Exercise details ->
Pick out each line containing the string "image" and copy it.

Record set ->
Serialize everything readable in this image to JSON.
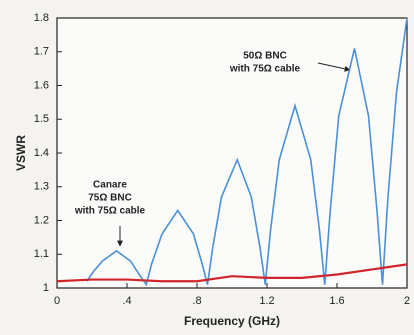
{
  "chart_data": {
    "type": "line",
    "xlabel": "Frequency (GHz)",
    "ylabel": "VSWR",
    "xlim": [
      0,
      2
    ],
    "ylim": [
      1,
      1.8
    ],
    "xticks": [
      0,
      {
        "value": 0.4,
        "label": ".4"
      },
      {
        "value": 0.8,
        "label": ".8"
      },
      1.2,
      1.6,
      2
    ],
    "yticks": [
      1,
      1.1,
      1.2,
      1.3,
      1.4,
      1.5,
      1.6,
      1.7,
      1.8
    ],
    "grid": false,
    "annotations": [
      {
        "lines": [
          "50Ω BNC",
          "with 75Ω cable"
        ]
      },
      {
        "lines": [
          "Canare",
          "75Ω BNC",
          "with 75Ω cable"
        ]
      }
    ],
    "series": [
      {
        "color": "#4a90d9",
        "x": [
          0.17,
          0.21,
          0.26,
          0.34,
          0.42,
          0.47,
          0.51,
          0.54,
          0.6,
          0.69,
          0.78,
          0.83,
          0.86,
          0.89,
          0.94,
          1.03,
          1.11,
          1.16,
          1.19,
          1.22,
          1.27,
          1.36,
          1.45,
          1.5,
          1.53,
          1.56,
          1.61,
          1.7,
          1.78,
          1.83,
          1.86,
          1.89,
          1.94,
          2.0
        ],
        "values": [
          1.02,
          1.05,
          1.08,
          1.11,
          1.08,
          1.04,
          1.01,
          1.07,
          1.16,
          1.23,
          1.16,
          1.07,
          1.01,
          1.12,
          1.27,
          1.38,
          1.27,
          1.12,
          1.01,
          1.17,
          1.38,
          1.54,
          1.38,
          1.17,
          1.01,
          1.22,
          1.51,
          1.71,
          1.51,
          1.22,
          1.01,
          1.26,
          1.58,
          1.8
        ]
      },
      {
        "color": "#d0262b",
        "x": [
          0,
          0.2,
          0.4,
          0.6,
          0.8,
          1.0,
          1.2,
          1.4,
          1.6,
          1.8,
          2.0
        ],
        "values": [
          1.02,
          1.025,
          1.025,
          1.02,
          1.02,
          1.035,
          1.03,
          1.03,
          1.04,
          1.055,
          1.07
        ]
      }
    ]
  }
}
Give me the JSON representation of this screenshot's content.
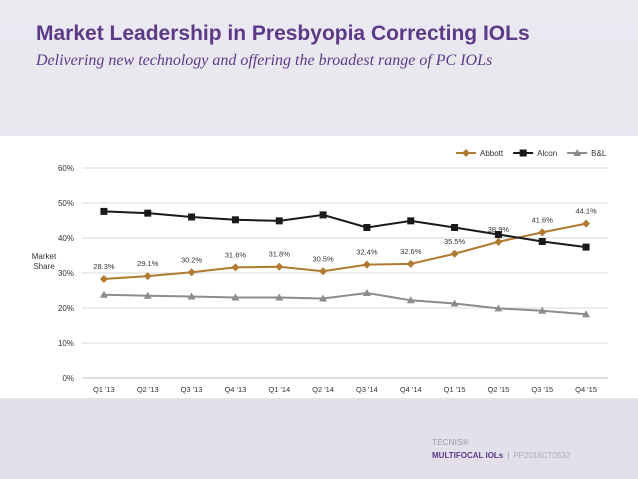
{
  "slide": {
    "title": "Market Leadership in Presbyopia Correcting IOLs",
    "subtitle": "Delivering new technology and offering the broadest range of  PC IOLs"
  },
  "footer": {
    "brand": "TECNIS®",
    "product": "MULTIFOCAL IOLs",
    "separator": "|",
    "code": "PP2016CT0532"
  },
  "chart_data": {
    "type": "line",
    "ylabel": "Market\nShare",
    "ylabel_lines": [
      "Market",
      "Share"
    ],
    "xlabel": "",
    "ylim": [
      0,
      60
    ],
    "y_ticks": [
      0,
      10,
      20,
      30,
      40,
      50,
      60
    ],
    "y_tick_labels": [
      "0%",
      "10%",
      "20%",
      "30%",
      "40%",
      "50%",
      "60%"
    ],
    "grid": true,
    "legend_position": "top-right",
    "categories": [
      "Q1 '13",
      "Q2 '13",
      "Q3 '13",
      "Q4 '13",
      "Q1 '14",
      "Q2 '14",
      "Q3 '14",
      "Q4 '14",
      "Q1 '15",
      "Q2 '15",
      "Q3 '15",
      "Q4 '15"
    ],
    "series": [
      {
        "name": "Abbott",
        "color": "#b07a30",
        "marker": "diamond",
        "values": [
          28.3,
          29.1,
          30.2,
          31.6,
          31.8,
          30.5,
          32.4,
          32.6,
          35.5,
          38.9,
          41.6,
          44.1
        ],
        "labels": [
          "28.3%",
          "29.1%",
          "30.2%",
          "31.6%",
          "31.8%",
          "30.5%",
          "32.4%",
          "32.6%",
          "35.5%",
          "38.9%",
          "41.6%",
          "44.1%"
        ]
      },
      {
        "name": "Alcon",
        "color": "#1a1a1a",
        "marker": "square",
        "values": [
          47.6,
          47.1,
          46.0,
          45.2,
          44.9,
          46.6,
          43.0,
          44.9,
          43.0,
          41.0,
          39.0,
          37.4
        ]
      },
      {
        "name": "B&L",
        "color": "#8c8c8c",
        "marker": "triangle",
        "values": [
          23.8,
          23.5,
          23.3,
          23.0,
          23.0,
          22.7,
          24.3,
          22.2,
          21.3,
          19.9,
          19.2,
          18.2
        ]
      }
    ]
  }
}
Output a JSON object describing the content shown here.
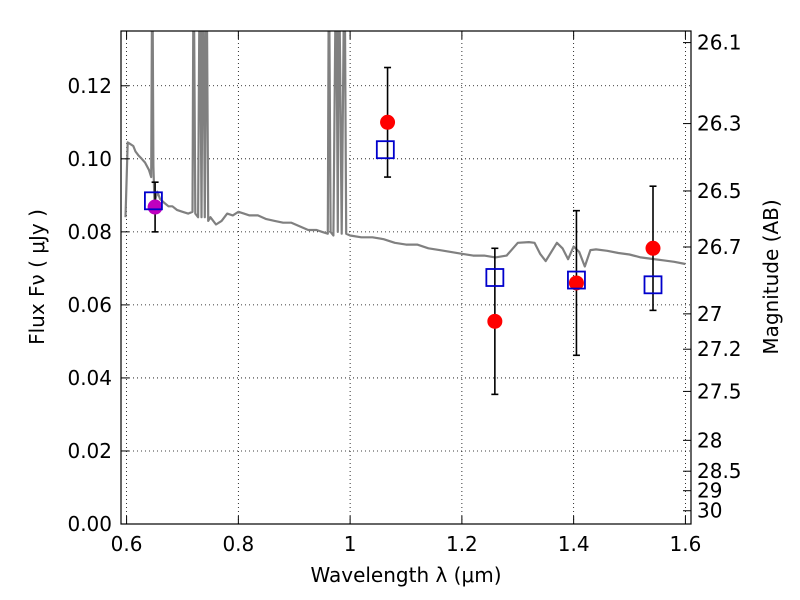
{
  "chart_data": {
    "type": "scatter",
    "xlabel": "Wavelength  λ (μm)",
    "ylabel": "Flux  Fν  ( μJy )",
    "y2label": "Magnitude (AB)",
    "xlim": [
      0.59,
      1.61
    ],
    "ylim": [
      0.0,
      0.135
    ],
    "grid": true,
    "xticks": [
      {
        "value": 0.6,
        "label": "0.6"
      },
      {
        "value": 0.8,
        "label": "0.8"
      },
      {
        "value": 1.0,
        "label": "1"
      },
      {
        "value": 1.2,
        "label": "1.2"
      },
      {
        "value": 1.4,
        "label": "1.4"
      },
      {
        "value": 1.6,
        "label": "1.6"
      }
    ],
    "yticks": [
      {
        "value": 0.0,
        "label": "0.00"
      },
      {
        "value": 0.02,
        "label": "0.02"
      },
      {
        "value": 0.04,
        "label": "0.04"
      },
      {
        "value": 0.06,
        "label": "0.06"
      },
      {
        "value": 0.08,
        "label": "0.08"
      },
      {
        "value": 0.1,
        "label": "0.10"
      },
      {
        "value": 0.12,
        "label": "0.12"
      }
    ],
    "y2ticks": [
      {
        "value": 26.1,
        "label": "26.1"
      },
      {
        "value": 26.3,
        "label": "26.3"
      },
      {
        "value": 26.5,
        "label": "26.5"
      },
      {
        "value": 26.7,
        "label": "26.7"
      },
      {
        "value": 27.0,
        "label": "27"
      },
      {
        "value": 27.2,
        "label": "27.2"
      },
      {
        "value": 27.5,
        "label": "27.5"
      },
      {
        "value": 28.0,
        "label": "28"
      },
      {
        "value": 28.5,
        "label": "28.5"
      },
      {
        "value": 29.0,
        "label": "29"
      },
      {
        "value": 30.0,
        "label": "30"
      }
    ],
    "template_spectrum": {
      "color": "#808080",
      "points": [
        [
          0.598,
          0.084
        ],
        [
          0.602,
          0.1045
        ],
        [
          0.607,
          0.104
        ],
        [
          0.612,
          0.1035
        ],
        [
          0.616,
          0.102
        ],
        [
          0.621,
          0.101
        ],
        [
          0.627,
          0.1
        ],
        [
          0.633,
          0.099
        ],
        [
          0.64,
          0.097
        ],
        [
          0.644,
          0.095
        ],
        [
          0.646,
          0.16
        ],
        [
          0.648,
          0.098
        ],
        [
          0.65,
          0.088
        ],
        [
          0.655,
          0.091
        ],
        [
          0.66,
          0.089
        ],
        [
          0.667,
          0.088
        ],
        [
          0.675,
          0.087
        ],
        [
          0.682,
          0.087
        ],
        [
          0.69,
          0.086
        ],
        [
          0.7,
          0.0855
        ],
        [
          0.71,
          0.085
        ],
        [
          0.718,
          0.0855
        ],
        [
          0.72,
          0.16
        ],
        [
          0.723,
          0.085
        ],
        [
          0.728,
          0.084
        ],
        [
          0.731,
          0.16
        ],
        [
          0.734,
          0.084
        ],
        [
          0.737,
          0.16
        ],
        [
          0.74,
          0.084
        ],
        [
          0.743,
          0.16
        ],
        [
          0.746,
          0.083
        ],
        [
          0.75,
          0.084
        ],
        [
          0.76,
          0.082
        ],
        [
          0.77,
          0.083
        ],
        [
          0.78,
          0.085
        ],
        [
          0.79,
          0.0845
        ],
        [
          0.8,
          0.0855
        ],
        [
          0.81,
          0.085
        ],
        [
          0.82,
          0.0845
        ],
        [
          0.835,
          0.0845
        ],
        [
          0.85,
          0.0835
        ],
        [
          0.865,
          0.083
        ],
        [
          0.88,
          0.0825
        ],
        [
          0.895,
          0.0825
        ],
        [
          0.91,
          0.0815
        ],
        [
          0.925,
          0.0805
        ],
        [
          0.94,
          0.0805
        ],
        [
          0.95,
          0.08
        ],
        [
          0.96,
          0.0795
        ],
        [
          0.962,
          0.16
        ],
        [
          0.965,
          0.08
        ],
        [
          0.97,
          0.079
        ],
        [
          0.975,
          0.16
        ],
        [
          0.978,
          0.08
        ],
        [
          0.98,
          0.16
        ],
        [
          0.985,
          0.0795
        ],
        [
          0.99,
          0.16
        ],
        [
          0.993,
          0.0795
        ],
        [
          1.0,
          0.079
        ],
        [
          1.02,
          0.0785
        ],
        [
          1.04,
          0.0785
        ],
        [
          1.06,
          0.078
        ],
        [
          1.08,
          0.077
        ],
        [
          1.1,
          0.0765
        ],
        [
          1.12,
          0.0765
        ],
        [
          1.14,
          0.0755
        ],
        [
          1.16,
          0.075
        ],
        [
          1.18,
          0.0745
        ],
        [
          1.2,
          0.074
        ],
        [
          1.22,
          0.0735
        ],
        [
          1.24,
          0.0735
        ],
        [
          1.26,
          0.073
        ],
        [
          1.28,
          0.0735
        ],
        [
          1.3,
          0.077
        ],
        [
          1.32,
          0.0772
        ],
        [
          1.33,
          0.077
        ],
        [
          1.34,
          0.074
        ],
        [
          1.35,
          0.072
        ],
        [
          1.36,
          0.0745
        ],
        [
          1.37,
          0.077
        ],
        [
          1.38,
          0.0755
        ],
        [
          1.39,
          0.0725
        ],
        [
          1.4,
          0.076
        ],
        [
          1.41,
          0.0745
        ],
        [
          1.42,
          0.0705
        ],
        [
          1.43,
          0.075
        ],
        [
          1.44,
          0.0752
        ],
        [
          1.46,
          0.0748
        ],
        [
          1.48,
          0.0742
        ],
        [
          1.5,
          0.0738
        ],
        [
          1.52,
          0.073
        ],
        [
          1.54,
          0.0726
        ],
        [
          1.56,
          0.0722
        ],
        [
          1.58,
          0.0718
        ],
        [
          1.6,
          0.0712
        ]
      ]
    },
    "series": [
      {
        "kind": "observed",
        "marker": "filled-circle",
        "color": "#ff0000",
        "points": [
          {
            "x": 1.067,
            "y": 0.11,
            "err": 0.015
          },
          {
            "x": 1.259,
            "y": 0.0555,
            "err": 0.02
          },
          {
            "x": 1.405,
            "y": 0.066,
            "err": 0.0198
          },
          {
            "x": 1.542,
            "y": 0.0755,
            "err": 0.017
          }
        ]
      },
      {
        "kind": "observed-short",
        "marker": "filled-circle",
        "color": "#bf00bf",
        "points": [
          {
            "x": 0.651,
            "y": 0.0868,
            "err": 0.0068
          }
        ]
      },
      {
        "kind": "model-bandpass",
        "marker": "open-square",
        "color": "#0000cc",
        "points": [
          {
            "x": 0.648,
            "y": 0.0885
          },
          {
            "x": 1.063,
            "y": 0.1025
          },
          {
            "x": 1.259,
            "y": 0.0675
          },
          {
            "x": 1.405,
            "y": 0.0668
          },
          {
            "x": 1.542,
            "y": 0.0655
          }
        ]
      }
    ]
  }
}
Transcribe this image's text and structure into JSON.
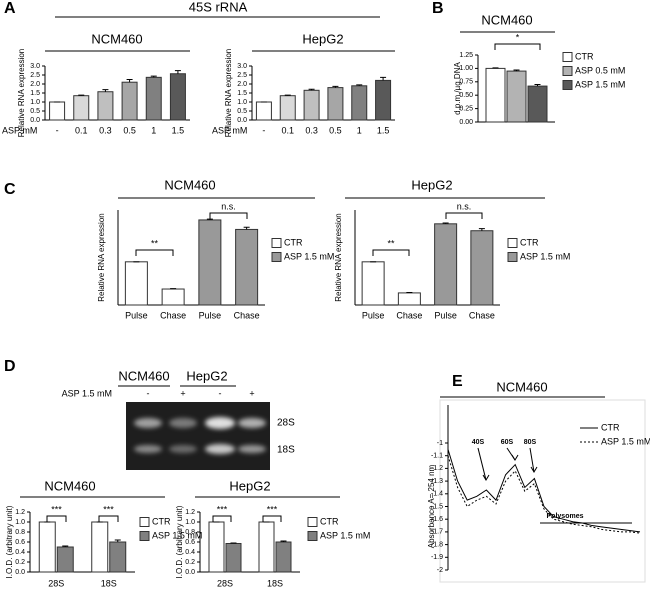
{
  "header": "45S rRNA",
  "panels": [
    "A",
    "B",
    "C",
    "D",
    "E"
  ],
  "gel": {
    "lines": [
      "NCM460",
      "HepG2"
    ],
    "treatment": "ASP 1.5 mM",
    "lanes": [
      "-",
      "+",
      "-",
      "+"
    ],
    "bands": [
      "28S",
      "18S"
    ]
  },
  "chart_data": [
    {
      "type": "bar",
      "title": "NCM460",
      "ylabel": "Relative RNA expression",
      "xlabel": "ASP mM",
      "categories": [
        "-",
        "0.1",
        "0.3",
        "0.5",
        "1",
        "1.5"
      ],
      "values": [
        1.0,
        1.35,
        1.57,
        2.1,
        2.37,
        2.57
      ],
      "errors": [
        0,
        0.03,
        0.12,
        0.15,
        0.07,
        0.17
      ],
      "colors": [
        "#ffffff",
        "#d9d9d9",
        "#bfbfbf",
        "#a6a6a6",
        "#808080",
        "#595959"
      ],
      "ylim": [
        0,
        3
      ],
      "yticks": [
        {
          "value": 0,
          "label": "0.0"
        },
        {
          "value": 0.5,
          "label": "0.5"
        },
        {
          "value": 1,
          "label": "1.0"
        },
        {
          "value": 1.5,
          "label": "1.5"
        },
        {
          "value": 2,
          "label": "2.0"
        },
        {
          "value": 2.5,
          "label": "2.5"
        },
        {
          "value": 3,
          "label": "3.0"
        }
      ]
    },
    {
      "type": "bar",
      "title": "HepG2",
      "ylabel": "Relative RNA expression",
      "xlabel": "ASP mM",
      "categories": [
        "-",
        "0.1",
        "0.3",
        "0.5",
        "1",
        "1.5"
      ],
      "values": [
        1.0,
        1.35,
        1.65,
        1.8,
        1.9,
        2.2
      ],
      "errors": [
        0,
        0.03,
        0.06,
        0.07,
        0.05,
        0.17
      ],
      "colors": [
        "#ffffff",
        "#d9d9d9",
        "#bfbfbf",
        "#a6a6a6",
        "#808080",
        "#595959"
      ],
      "ylim": [
        0,
        3
      ],
      "yticks": [
        {
          "value": 0,
          "label": "0.0"
        },
        {
          "value": 0.5,
          "label": "0.5"
        },
        {
          "value": 1,
          "label": "1.0"
        },
        {
          "value": 1.5,
          "label": "1.5"
        },
        {
          "value": 2,
          "label": "2.0"
        },
        {
          "value": 2.5,
          "label": "2.5"
        },
        {
          "value": 3,
          "label": "3.0"
        }
      ]
    },
    {
      "type": "bar",
      "title": "NCM460",
      "ylabel": "d.p.m./µg DNA",
      "categories": [
        null
      ],
      "series": [
        {
          "name": "CTR",
          "color": "#ffffff",
          "values": [
            1.0
          ],
          "errors": [
            0.01
          ]
        },
        {
          "name": "ASP 0.5 mM",
          "color": "#b3b3b3",
          "values": [
            0.95
          ],
          "errors": [
            0.02
          ]
        },
        {
          "name": "ASP 1.5 mM",
          "color": "#595959",
          "values": [
            0.67
          ],
          "errors": [
            0.03
          ]
        }
      ],
      "annotations": [
        "*"
      ],
      "ylim": [
        0,
        1.25
      ],
      "yticks": [
        {
          "value": 0,
          "label": "0.00"
        },
        {
          "value": 0.25,
          "label": "0.25"
        },
        {
          "value": 0.5,
          "label": "0.50"
        },
        {
          "value": 0.75,
          "label": "0.75"
        },
        {
          "value": 1,
          "label": "1.00"
        },
        {
          "value": 1.25,
          "label": "1.25"
        }
      ]
    },
    {
      "type": "bar",
      "title": "NCM460",
      "ylabel": "Relative RNA expression",
      "categories": [
        "Pulse",
        "Chase",
        "Pulse",
        "Chase"
      ],
      "series": [
        {
          "name": "CTR",
          "color": "#ffffff",
          "values": [
            1.0,
            0.37,
            null,
            null
          ],
          "errors": [
            0,
            0.01,
            null,
            null
          ]
        },
        {
          "name": "ASP 1.5 mM",
          "color": "#999999",
          "values": [
            null,
            null,
            1.97,
            1.75
          ],
          "errors": [
            null,
            null,
            0.02,
            0.05
          ]
        }
      ],
      "annotations": [
        "**",
        "n.s."
      ],
      "ylim": [
        0,
        2.2
      ]
    },
    {
      "type": "bar",
      "title": "HepG2",
      "ylabel": "Relative RNA expression",
      "categories": [
        "Pulse",
        "Chase",
        "Pulse",
        "Chase"
      ],
      "series": [
        {
          "name": "CTR",
          "color": "#ffffff",
          "values": [
            1.0,
            0.28,
            null,
            null
          ],
          "errors": [
            0,
            0.01,
            null,
            null
          ]
        },
        {
          "name": "ASP 1.5 mM",
          "color": "#999999",
          "values": [
            null,
            null,
            1.88,
            1.72
          ],
          "errors": [
            null,
            null,
            0.02,
            0.05
          ]
        }
      ],
      "annotations": [
        "**",
        "n.s."
      ],
      "ylim": [
        0,
        2.2
      ]
    },
    {
      "type": "bar",
      "title": "NCM460",
      "ylabel": "I.O.D. (arbitrary unit)",
      "categories": [
        "28S",
        "18S"
      ],
      "series": [
        {
          "name": "CTR",
          "color": "#ffffff",
          "values": [
            1.0,
            1.0
          ],
          "errors": [
            0,
            0
          ]
        },
        {
          "name": "ASP 1.5 mM",
          "color": "#808080",
          "values": [
            0.5,
            0.6
          ],
          "errors": [
            0.02,
            0.04
          ]
        }
      ],
      "annotations": [
        "***",
        "***"
      ],
      "ylim": [
        0,
        1.2
      ],
      "yticks": [
        {
          "value": 0,
          "label": "0.0"
        },
        {
          "value": 0.2,
          "label": "0.2"
        },
        {
          "value": 0.4,
          "label": "0.4"
        },
        {
          "value": 0.6,
          "label": "0.6"
        },
        {
          "value": 0.8,
          "label": "0.8"
        },
        {
          "value": 1,
          "label": "1.0"
        },
        {
          "value": 1.2,
          "label": "1.2"
        }
      ]
    },
    {
      "type": "bar",
      "title": "HepG2",
      "ylabel": "I.O.D. (arbitrary unit)",
      "categories": [
        "28S",
        "18S"
      ],
      "series": [
        {
          "name": "CTR",
          "color": "#ffffff",
          "values": [
            1.0,
            1.0
          ],
          "errors": [
            0,
            0
          ]
        },
        {
          "name": "ASP 1.5 mM",
          "color": "#808080",
          "values": [
            0.57,
            0.6
          ],
          "errors": [
            0.01,
            0.02
          ]
        }
      ],
      "annotations": [
        "***",
        "***"
      ],
      "ylim": [
        0,
        1.2
      ],
      "yticks": [
        {
          "value": 0,
          "label": "0.0"
        },
        {
          "value": 0.2,
          "label": "0.2"
        },
        {
          "value": 0.4,
          "label": "0.4"
        },
        {
          "value": 0.6,
          "label": "0.6"
        },
        {
          "value": 0.8,
          "label": "0.8"
        },
        {
          "value": 1,
          "label": "1.0"
        },
        {
          "value": 1.2,
          "label": "1.2"
        }
      ]
    },
    {
      "type": "line",
      "title": "NCM460",
      "ylabel": "Absorbance A= 254 nm",
      "x": [
        0,
        1,
        2,
        3,
        4,
        5,
        6,
        7,
        8,
        9,
        10,
        11,
        12,
        13,
        14,
        15,
        16,
        17,
        18,
        19,
        20
      ],
      "series": [
        {
          "name": "CTR",
          "color": "#000000",
          "dash": false,
          "values": [
            -1.05,
            -1.3,
            -1.45,
            -1.42,
            -1.37,
            -1.45,
            -1.25,
            -1.17,
            -1.35,
            -1.28,
            -1.5,
            -1.58,
            -1.6,
            -1.62,
            -1.63,
            -1.65,
            -1.66,
            -1.67,
            -1.68,
            -1.69,
            -1.7
          ]
        },
        {
          "name": "ASP 1.5 mM",
          "color": "#000000",
          "dash": true,
          "values": [
            -1.1,
            -1.35,
            -1.5,
            -1.45,
            -1.42,
            -1.48,
            -1.3,
            -1.22,
            -1.38,
            -1.32,
            -1.52,
            -1.6,
            -1.62,
            -1.64,
            -1.65,
            -1.66,
            -1.68,
            -1.69,
            -1.7,
            -1.7,
            -1.71
          ]
        }
      ],
      "annotations": [
        "40S",
        "60S",
        "80S",
        "Polysomes"
      ],
      "xlim": [
        0,
        20
      ],
      "ylim": [
        -2,
        -1
      ],
      "yticks": [
        -1,
        -1.1,
        -1.2,
        -1.3,
        -1.4,
        -1.5,
        -1.6,
        -1.7,
        -1.8,
        -1.9,
        -2
      ]
    }
  ]
}
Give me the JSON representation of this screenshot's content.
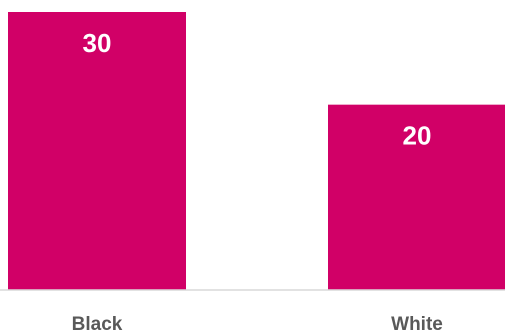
{
  "colors": {
    "bar": "#d10067",
    "axis": "#d9d9d9",
    "label_text": "#ffffff",
    "category_text": "#595959"
  },
  "chart_data": {
    "type": "bar",
    "categories": [
      "Black",
      "White"
    ],
    "values": [
      30,
      20
    ],
    "data_labels": [
      "30",
      "20"
    ],
    "ylim": [
      0,
      30
    ],
    "grid": false,
    "legend": "none"
  }
}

Solution for this exercise ->
Serialize everything readable in this image to JSON.
Transcribe this image's text and structure into JSON.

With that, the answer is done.